■ **EXERCISE OBJECTIVE**: Print the listing below exactly.

■ **ITEMS**:
━━━━━━━━
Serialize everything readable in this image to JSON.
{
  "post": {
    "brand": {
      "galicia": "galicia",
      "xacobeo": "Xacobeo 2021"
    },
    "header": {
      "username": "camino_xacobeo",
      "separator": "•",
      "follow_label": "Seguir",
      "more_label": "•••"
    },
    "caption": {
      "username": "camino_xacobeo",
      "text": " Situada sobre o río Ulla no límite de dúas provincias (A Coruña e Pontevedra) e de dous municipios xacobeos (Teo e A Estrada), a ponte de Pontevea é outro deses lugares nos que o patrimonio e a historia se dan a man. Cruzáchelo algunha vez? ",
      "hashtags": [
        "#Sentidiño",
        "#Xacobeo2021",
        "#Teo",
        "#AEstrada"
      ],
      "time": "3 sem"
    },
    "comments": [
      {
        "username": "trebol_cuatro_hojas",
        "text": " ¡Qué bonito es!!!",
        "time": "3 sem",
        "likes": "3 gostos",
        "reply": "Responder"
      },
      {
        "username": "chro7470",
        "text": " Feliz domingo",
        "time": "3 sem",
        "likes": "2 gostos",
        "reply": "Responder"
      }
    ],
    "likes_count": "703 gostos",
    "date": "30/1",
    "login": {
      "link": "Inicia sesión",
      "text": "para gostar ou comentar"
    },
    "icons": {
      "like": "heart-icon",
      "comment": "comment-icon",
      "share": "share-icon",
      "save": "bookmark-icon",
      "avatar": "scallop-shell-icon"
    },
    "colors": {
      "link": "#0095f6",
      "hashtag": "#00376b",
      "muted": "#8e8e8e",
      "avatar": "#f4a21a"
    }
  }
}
━━━━━━━━
■ **ANSWER FOR THE TASK**:
Serialize everything readable in this image to JSON.
{
  "post": {
    "brand": {
      "galicia": "galicia",
      "xacobeo": "Xacobeo 2021"
    },
    "header": {
      "username": "camino_xacobeo",
      "separator": "•",
      "follow_label": "Seguir",
      "more_label": "•••"
    },
    "caption": {
      "username": "camino_xacobeo",
      "text": " Situada sobre o río Ulla no límite de dúas provincias (A Coruña e Pontevedra) e de dous municipios xacobeos (Teo e A Estrada), a ponte de Pontevea é outro deses lugares nos que o patrimonio e a historia se dan a man. Cruzáchelo algunha vez? ",
      "hashtags": [
        "#Sentidiño",
        "#Xacobeo2021",
        "#Teo",
        "#AEstrada"
      ],
      "time": "3 sem"
    },
    "comments": [
      {
        "username": "trebol_cuatro_hojas",
        "text": " ¡Qué bonito es!!!",
        "time": "3 sem",
        "likes": "3 gostos",
        "reply": "Responder"
      },
      {
        "username": "chro7470",
        "text": " Feliz domingo",
        "time": "3 sem",
        "likes": "2 gostos",
        "reply": "Responder"
      }
    ],
    "likes_count": "703 gostos",
    "date": "30/1",
    "login": {
      "link": "Inicia sesión",
      "text": "para gostar ou comentar"
    },
    "icons": {
      "like": "heart-icon",
      "comment": "comment-icon",
      "share": "share-icon",
      "save": "bookmark-icon",
      "avatar": "scallop-shell-icon"
    },
    "colors": {
      "link": "#0095f6",
      "hashtag": "#00376b",
      "muted": "#8e8e8e",
      "avatar": "#f4a21a"
    }
  }
}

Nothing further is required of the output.